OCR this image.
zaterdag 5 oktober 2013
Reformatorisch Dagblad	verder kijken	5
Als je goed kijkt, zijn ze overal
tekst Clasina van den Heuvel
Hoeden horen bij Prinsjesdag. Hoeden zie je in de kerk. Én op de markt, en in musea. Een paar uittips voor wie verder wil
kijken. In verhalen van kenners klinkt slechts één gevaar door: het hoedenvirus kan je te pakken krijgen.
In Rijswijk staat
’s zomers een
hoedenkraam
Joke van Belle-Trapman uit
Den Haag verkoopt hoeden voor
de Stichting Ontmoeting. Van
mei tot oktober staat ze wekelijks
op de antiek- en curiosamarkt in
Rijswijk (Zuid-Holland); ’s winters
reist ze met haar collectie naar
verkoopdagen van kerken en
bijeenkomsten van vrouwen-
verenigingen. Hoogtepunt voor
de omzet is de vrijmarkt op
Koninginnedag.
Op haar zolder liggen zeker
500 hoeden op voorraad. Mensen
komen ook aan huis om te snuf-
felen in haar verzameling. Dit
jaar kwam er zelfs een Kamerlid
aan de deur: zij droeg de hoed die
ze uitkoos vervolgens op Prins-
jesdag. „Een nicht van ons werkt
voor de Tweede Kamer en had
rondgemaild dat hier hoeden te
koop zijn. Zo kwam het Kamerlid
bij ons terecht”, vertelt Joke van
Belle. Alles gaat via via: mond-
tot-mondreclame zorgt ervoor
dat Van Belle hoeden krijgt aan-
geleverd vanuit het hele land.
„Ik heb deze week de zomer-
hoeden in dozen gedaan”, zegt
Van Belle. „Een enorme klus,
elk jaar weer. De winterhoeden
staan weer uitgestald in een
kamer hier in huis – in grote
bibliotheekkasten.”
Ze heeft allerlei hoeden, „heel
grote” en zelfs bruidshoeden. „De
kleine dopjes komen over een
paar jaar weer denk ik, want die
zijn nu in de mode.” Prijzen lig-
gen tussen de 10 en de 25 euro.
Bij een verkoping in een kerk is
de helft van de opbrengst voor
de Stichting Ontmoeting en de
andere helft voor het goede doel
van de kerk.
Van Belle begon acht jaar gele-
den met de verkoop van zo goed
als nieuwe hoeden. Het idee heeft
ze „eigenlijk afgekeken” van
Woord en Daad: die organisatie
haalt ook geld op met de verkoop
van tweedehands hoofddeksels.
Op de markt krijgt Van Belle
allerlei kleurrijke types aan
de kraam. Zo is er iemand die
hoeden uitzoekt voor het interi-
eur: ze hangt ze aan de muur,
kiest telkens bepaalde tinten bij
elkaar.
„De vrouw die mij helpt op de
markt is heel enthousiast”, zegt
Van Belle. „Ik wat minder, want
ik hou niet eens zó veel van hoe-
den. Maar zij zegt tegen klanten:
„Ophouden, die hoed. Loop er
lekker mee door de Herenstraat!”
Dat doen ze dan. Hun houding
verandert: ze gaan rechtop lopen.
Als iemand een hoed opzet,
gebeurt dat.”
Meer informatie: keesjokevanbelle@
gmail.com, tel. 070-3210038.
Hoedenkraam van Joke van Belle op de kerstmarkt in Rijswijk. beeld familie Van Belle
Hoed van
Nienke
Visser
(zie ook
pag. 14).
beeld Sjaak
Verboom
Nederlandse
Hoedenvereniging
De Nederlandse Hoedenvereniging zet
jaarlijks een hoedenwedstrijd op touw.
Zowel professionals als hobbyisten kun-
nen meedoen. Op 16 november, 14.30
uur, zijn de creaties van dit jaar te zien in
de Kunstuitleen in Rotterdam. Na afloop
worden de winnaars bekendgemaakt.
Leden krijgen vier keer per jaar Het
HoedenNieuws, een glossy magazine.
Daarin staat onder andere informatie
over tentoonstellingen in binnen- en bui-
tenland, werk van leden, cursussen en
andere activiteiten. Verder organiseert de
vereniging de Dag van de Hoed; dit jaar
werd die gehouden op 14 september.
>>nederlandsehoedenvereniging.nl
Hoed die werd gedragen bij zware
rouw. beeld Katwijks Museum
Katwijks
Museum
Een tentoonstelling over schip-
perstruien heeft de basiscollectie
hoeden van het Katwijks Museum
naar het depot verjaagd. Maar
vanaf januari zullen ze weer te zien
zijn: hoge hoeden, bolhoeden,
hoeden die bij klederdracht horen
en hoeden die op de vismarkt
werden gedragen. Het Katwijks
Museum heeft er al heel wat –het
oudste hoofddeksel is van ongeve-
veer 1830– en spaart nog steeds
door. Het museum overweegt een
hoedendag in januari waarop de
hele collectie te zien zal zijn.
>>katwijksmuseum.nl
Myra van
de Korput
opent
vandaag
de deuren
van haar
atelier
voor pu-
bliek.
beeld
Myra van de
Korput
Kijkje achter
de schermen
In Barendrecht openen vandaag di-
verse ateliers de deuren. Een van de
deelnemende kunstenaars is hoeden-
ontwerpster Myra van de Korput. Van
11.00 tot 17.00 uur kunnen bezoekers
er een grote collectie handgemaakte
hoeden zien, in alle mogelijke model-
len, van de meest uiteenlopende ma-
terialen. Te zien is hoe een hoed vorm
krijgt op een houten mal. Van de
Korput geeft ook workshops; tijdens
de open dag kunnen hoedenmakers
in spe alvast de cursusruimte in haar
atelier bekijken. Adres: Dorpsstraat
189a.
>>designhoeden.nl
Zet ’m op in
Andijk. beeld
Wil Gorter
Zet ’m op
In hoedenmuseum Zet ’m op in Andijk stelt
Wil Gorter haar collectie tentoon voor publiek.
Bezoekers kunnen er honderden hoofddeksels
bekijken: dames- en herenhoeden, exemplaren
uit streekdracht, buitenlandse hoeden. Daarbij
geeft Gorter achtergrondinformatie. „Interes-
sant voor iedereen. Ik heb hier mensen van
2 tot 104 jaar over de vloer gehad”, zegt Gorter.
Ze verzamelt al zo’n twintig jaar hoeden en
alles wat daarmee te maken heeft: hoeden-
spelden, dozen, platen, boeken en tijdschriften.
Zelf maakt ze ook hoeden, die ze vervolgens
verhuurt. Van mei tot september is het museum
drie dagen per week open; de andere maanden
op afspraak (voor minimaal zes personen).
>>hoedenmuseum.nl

^^^^

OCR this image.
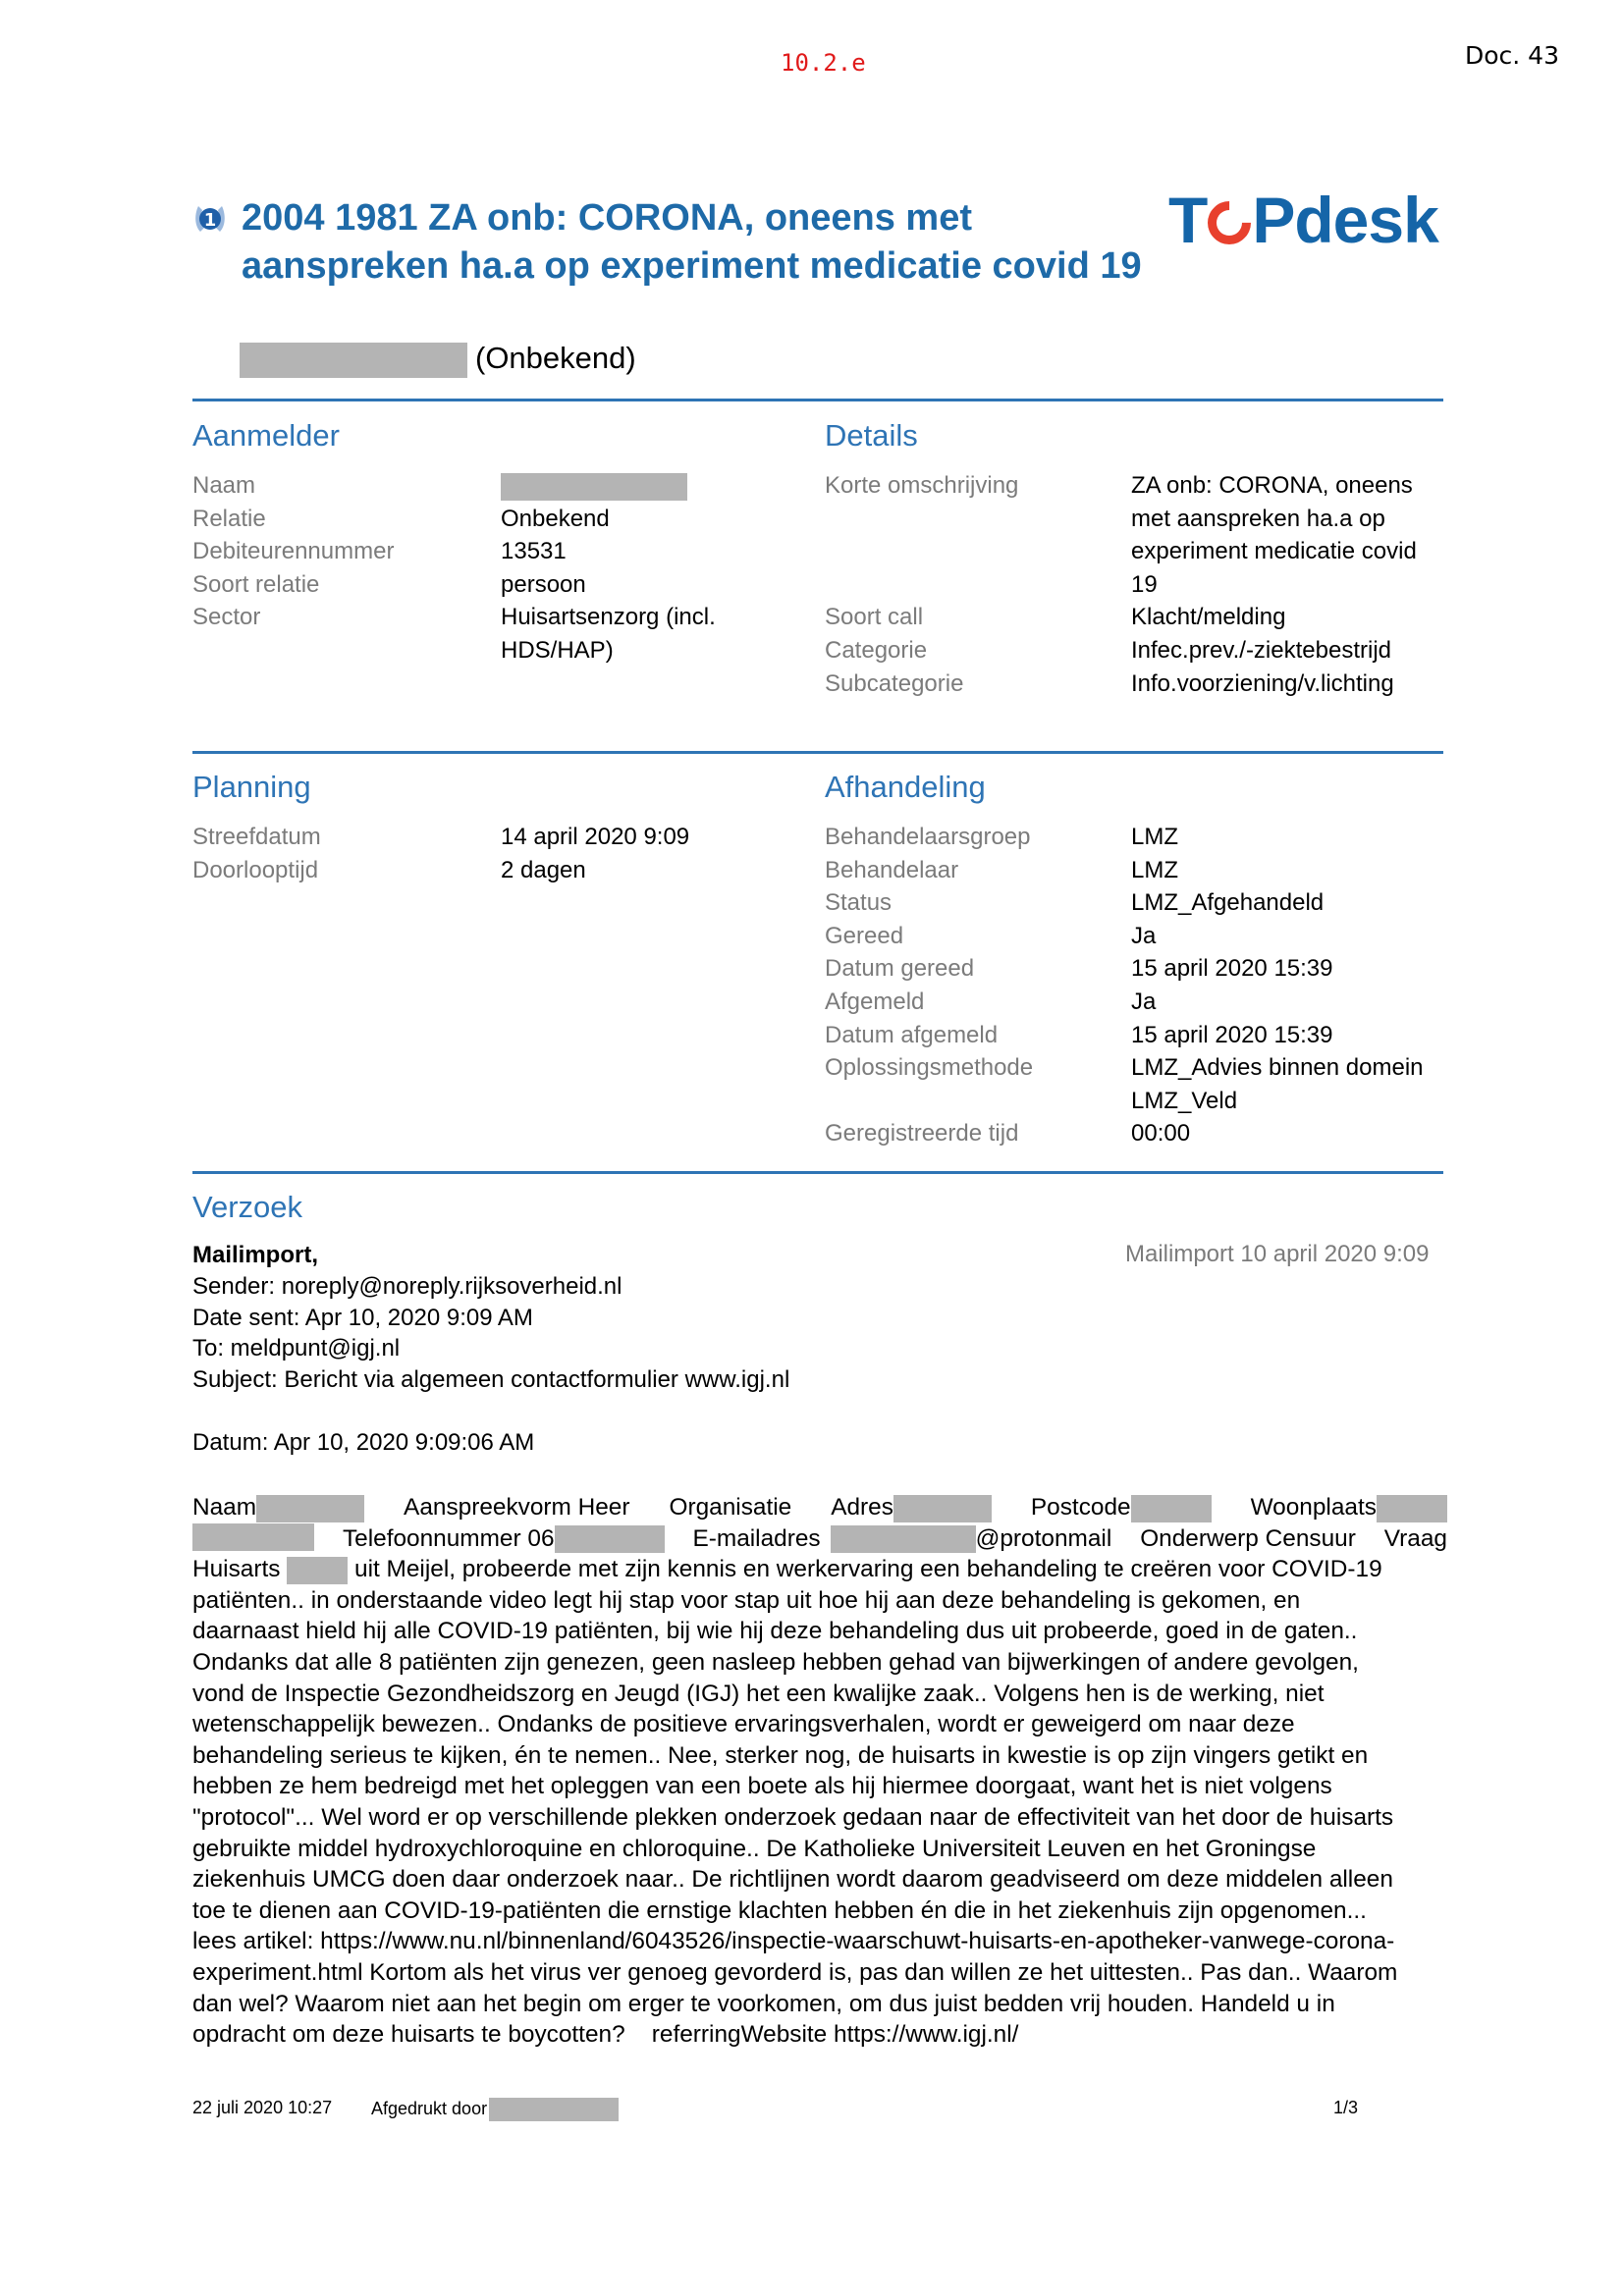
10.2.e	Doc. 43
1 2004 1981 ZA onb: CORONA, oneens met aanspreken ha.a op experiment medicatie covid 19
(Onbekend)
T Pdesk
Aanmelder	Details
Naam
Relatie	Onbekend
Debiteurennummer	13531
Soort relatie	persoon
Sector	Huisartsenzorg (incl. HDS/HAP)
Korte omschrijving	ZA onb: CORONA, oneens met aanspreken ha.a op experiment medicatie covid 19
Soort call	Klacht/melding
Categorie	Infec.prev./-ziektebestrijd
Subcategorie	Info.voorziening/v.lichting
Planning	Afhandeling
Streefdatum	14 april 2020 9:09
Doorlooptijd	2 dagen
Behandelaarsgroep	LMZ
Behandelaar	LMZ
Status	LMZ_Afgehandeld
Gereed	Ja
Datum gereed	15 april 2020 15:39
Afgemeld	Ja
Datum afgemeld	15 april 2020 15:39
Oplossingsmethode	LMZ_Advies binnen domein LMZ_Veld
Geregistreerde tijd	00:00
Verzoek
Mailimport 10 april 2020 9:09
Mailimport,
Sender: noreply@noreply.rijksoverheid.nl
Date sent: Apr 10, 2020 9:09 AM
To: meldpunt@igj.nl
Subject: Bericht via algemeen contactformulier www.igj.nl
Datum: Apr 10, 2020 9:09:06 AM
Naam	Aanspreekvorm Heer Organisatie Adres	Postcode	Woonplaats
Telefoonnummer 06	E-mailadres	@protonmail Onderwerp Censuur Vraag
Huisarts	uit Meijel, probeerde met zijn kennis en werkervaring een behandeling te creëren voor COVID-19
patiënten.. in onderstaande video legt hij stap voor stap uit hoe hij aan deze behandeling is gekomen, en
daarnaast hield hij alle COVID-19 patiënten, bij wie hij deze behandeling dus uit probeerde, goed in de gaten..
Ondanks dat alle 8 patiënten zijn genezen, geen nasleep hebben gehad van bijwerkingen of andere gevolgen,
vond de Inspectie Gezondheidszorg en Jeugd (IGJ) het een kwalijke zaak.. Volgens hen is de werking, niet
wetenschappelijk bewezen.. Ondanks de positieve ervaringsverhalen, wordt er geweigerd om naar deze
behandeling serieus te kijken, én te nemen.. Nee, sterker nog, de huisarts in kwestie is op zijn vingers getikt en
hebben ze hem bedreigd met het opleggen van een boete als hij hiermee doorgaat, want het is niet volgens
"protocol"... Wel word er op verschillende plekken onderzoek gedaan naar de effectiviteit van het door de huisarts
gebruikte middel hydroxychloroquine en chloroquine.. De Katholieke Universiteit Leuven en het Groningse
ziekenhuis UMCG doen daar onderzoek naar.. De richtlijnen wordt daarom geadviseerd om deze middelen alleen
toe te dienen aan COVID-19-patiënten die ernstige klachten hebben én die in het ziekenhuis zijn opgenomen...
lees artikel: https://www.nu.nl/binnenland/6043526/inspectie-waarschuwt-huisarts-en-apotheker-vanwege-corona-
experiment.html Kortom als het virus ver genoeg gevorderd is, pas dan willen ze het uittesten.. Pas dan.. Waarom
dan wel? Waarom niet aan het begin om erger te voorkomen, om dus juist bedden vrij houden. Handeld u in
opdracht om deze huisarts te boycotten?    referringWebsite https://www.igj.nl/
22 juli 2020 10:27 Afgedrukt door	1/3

^^^^

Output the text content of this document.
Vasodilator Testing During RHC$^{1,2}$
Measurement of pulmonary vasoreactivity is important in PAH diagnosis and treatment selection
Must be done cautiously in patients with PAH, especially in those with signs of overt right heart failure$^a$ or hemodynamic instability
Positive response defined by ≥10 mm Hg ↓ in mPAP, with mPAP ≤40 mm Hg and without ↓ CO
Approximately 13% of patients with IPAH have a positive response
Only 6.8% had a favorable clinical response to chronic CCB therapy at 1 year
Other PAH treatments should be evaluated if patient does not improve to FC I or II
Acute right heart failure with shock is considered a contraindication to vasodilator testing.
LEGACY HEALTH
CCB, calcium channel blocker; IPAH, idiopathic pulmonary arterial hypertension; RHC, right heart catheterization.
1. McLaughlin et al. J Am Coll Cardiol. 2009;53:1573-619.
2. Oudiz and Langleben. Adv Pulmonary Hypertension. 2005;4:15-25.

^^^^

--- WHAT YOU ARE ASKED TO DO ---
Tally the lines in this data that hold the word "oneens" and state only the count.

--- FINISHED TASK ---
2